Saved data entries
==*==
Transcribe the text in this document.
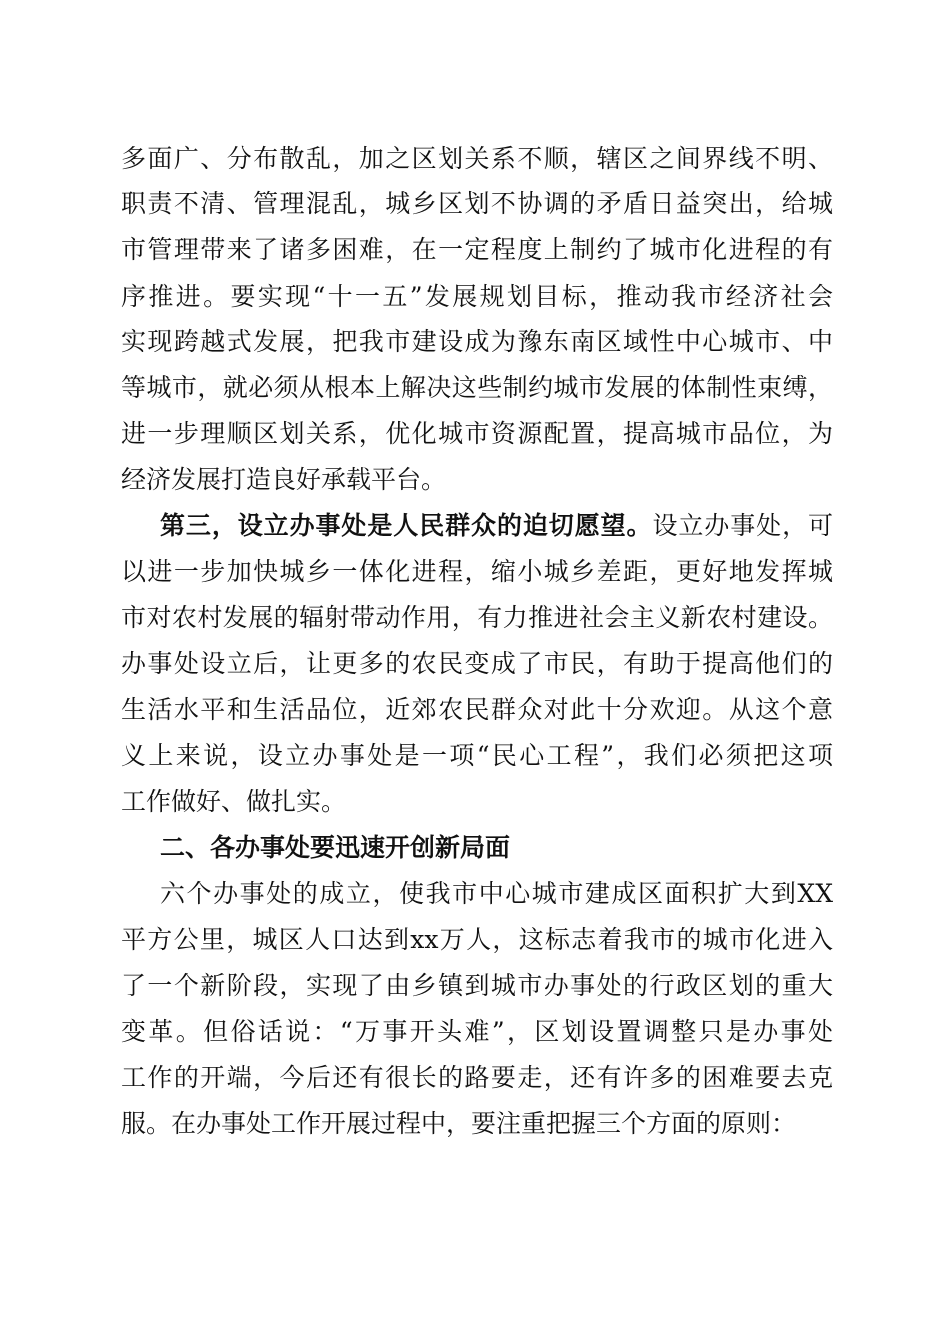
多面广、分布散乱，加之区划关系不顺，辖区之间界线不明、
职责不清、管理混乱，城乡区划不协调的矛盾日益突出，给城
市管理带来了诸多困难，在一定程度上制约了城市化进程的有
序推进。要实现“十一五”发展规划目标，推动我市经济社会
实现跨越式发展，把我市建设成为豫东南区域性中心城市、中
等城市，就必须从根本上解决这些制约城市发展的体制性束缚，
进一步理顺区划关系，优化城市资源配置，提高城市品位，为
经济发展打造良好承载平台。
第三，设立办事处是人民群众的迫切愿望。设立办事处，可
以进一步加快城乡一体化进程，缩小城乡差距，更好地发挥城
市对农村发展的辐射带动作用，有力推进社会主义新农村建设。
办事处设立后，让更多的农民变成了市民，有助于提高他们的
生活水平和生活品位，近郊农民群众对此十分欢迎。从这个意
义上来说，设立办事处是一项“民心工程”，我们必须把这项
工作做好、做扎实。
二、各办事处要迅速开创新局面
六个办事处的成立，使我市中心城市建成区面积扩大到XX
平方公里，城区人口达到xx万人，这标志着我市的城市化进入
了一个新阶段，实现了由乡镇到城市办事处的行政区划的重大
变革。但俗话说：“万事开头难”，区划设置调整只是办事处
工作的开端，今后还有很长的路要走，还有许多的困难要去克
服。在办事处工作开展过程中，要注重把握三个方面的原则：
==*==
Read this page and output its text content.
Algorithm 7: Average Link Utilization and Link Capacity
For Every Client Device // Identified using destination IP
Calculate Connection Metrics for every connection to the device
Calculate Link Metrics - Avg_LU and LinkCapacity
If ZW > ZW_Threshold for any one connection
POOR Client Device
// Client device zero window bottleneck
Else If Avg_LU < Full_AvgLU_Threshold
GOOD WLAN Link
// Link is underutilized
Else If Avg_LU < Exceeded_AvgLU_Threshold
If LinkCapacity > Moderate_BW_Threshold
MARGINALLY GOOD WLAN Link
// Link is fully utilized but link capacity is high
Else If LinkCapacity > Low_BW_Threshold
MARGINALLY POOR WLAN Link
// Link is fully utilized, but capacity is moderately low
==*==
How many lines in the records above contain the word "Calculate"? Reply with the number alone.

* _Exercise response_: 2